= WHAT IS REQUIRED =
Copy out all the entries word for word.

= INPUT =
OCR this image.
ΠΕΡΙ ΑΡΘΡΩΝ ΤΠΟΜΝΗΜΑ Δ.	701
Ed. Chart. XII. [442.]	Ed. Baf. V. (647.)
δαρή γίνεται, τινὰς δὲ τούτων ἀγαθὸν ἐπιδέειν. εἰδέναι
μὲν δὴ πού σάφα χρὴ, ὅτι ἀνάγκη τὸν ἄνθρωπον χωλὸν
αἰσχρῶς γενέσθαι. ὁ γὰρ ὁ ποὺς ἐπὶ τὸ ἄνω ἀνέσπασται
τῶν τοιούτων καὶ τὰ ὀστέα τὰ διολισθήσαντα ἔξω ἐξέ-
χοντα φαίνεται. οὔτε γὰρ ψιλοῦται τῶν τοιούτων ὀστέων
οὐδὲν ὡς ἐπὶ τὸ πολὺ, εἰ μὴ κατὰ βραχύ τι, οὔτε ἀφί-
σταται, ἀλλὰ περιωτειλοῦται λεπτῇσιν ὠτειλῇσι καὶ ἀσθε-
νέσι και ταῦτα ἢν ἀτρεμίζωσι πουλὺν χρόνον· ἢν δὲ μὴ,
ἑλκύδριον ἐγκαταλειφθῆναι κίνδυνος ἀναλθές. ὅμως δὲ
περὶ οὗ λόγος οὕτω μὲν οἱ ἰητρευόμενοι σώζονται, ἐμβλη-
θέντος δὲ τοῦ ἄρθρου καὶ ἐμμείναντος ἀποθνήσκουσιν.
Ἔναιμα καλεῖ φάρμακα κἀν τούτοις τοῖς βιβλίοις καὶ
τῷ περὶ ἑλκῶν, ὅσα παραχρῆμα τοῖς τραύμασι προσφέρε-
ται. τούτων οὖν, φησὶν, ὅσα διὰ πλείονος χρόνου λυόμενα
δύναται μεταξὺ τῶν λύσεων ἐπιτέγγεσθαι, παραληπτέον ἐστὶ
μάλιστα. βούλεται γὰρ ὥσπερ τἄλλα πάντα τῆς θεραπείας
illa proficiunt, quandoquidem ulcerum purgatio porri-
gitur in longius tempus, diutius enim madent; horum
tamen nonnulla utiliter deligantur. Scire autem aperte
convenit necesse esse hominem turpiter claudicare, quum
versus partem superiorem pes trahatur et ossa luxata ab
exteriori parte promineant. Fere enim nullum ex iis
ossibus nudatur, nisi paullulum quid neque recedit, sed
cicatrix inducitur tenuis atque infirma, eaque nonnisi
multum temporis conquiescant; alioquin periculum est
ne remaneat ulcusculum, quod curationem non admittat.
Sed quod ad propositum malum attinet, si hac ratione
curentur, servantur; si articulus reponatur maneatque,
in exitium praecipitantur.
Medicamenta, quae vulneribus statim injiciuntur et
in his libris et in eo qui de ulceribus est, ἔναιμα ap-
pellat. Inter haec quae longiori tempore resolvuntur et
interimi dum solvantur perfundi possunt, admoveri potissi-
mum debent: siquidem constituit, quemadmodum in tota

= ANSWER BELOW =
OCR this image.
ΠΕΡΙ ΑΡΘΡΩΝ ΤΠΟΜΝΗΜΑ Δ.	701
Ed. Chart. XII. [442.]	Ed. Baf. V. (647.)
δαρή γίνεται, τινὰς δὲ τούτων ἀγαθὸν ἐπιδέειν. εἰδέναι
μὲν δὴ πού σάφα χρὴ, ὅτι ἀνάγκη τὸν ἄνθρωπον χωλὸν
αἰσχρῶς γενέσθαι. ὁ γὰρ ὁ ποὺς ἐπὶ τὸ ἄνω ἀνέσπασται
τῶν τοιούτων καὶ τὰ ὀστέα τὰ διολισθήσαντα ἔξω ἐξέ-
χοντα φαίνεται. οὔτε γὰρ ψιλοῦται τῶν τοιούτων ὀστέων
οὐδὲν ὡς ἐπὶ τὸ πολὺ, εἰ μὴ κατὰ βραχύ τι, οὔτε ἀφί-
σταται, ἀλλὰ περιωτειλοῦται λεπτῇσιν ὠτειλῇσι καὶ ἀσθε-
νέσι και ταῦτα ἢν ἀτρεμίζωσι πουλὺν χρόνον· ἢν δὲ μὴ,
ἑλκύδριον ἐγκαταλειφθῆναι κίνδυνος ἀναλθές. ὅμως δὲ
περὶ οὗ λόγος οὕτω μὲν οἱ ἰητρευόμενοι σώζονται, ἐμβλη-
θέντος δὲ τοῦ ἄρθρου καὶ ἐμμείναντος ἀποθνήσκουσιν.
Ἔναιμα καλεῖ φάρμακα κἀν τούτοις τοῖς βιβλίοις καὶ
τῷ περὶ ἑλκῶν, ὅσα παραχρῆμα τοῖς τραύμασι προσφέρε-
ται. τούτων οὖν, φησὶν, ὅσα διὰ πλείονος χρόνου λυόμενα
δύναται μεταξὺ τῶν λύσεων ἐπιτέγγεσθαι, παραληπτέον ἐστὶ
μάλιστα. βούλεται γὰρ ὥσπερ τἄλλα πάντα τῆς θεραπείας
illa proficiunt, quandoquidem ulcerum purgatio porri-
gitur in longius tempus, diutius enim madent; horum
tamen nonnulla utiliter deligantur. Scire autem aperte
convenit necesse esse hominem turpiter claudicare, quum
versus partem superiorem pes trahatur et ossa luxata ab
exteriori parte promineant. Fere enim nullum ex iis
ossibus nudatur, nisi paullulum quid neque recedit, sed
cicatrix inducitur tenuis atque infirma, eaque nonnisi
multum temporis conquiescant; alioquin periculum est
ne remaneat ulcusculum, quod curationem non admittat.
Sed quod ad propositum malum attinet, si hac ratione
curentur, servantur; si articulus reponatur maneatque,
in exitium praecipitantur.
Medicamenta, quae vulneribus statim injiciuntur et
in his libris et in eo qui de ulceribus est, ἔναιμα ap-
pellat. Inter haec quae longiori tempore resolvuntur et
interimi dum solvantur perfundi possunt, admoveri potissi-
mum debent: siquidem constituit, quemadmodum in tota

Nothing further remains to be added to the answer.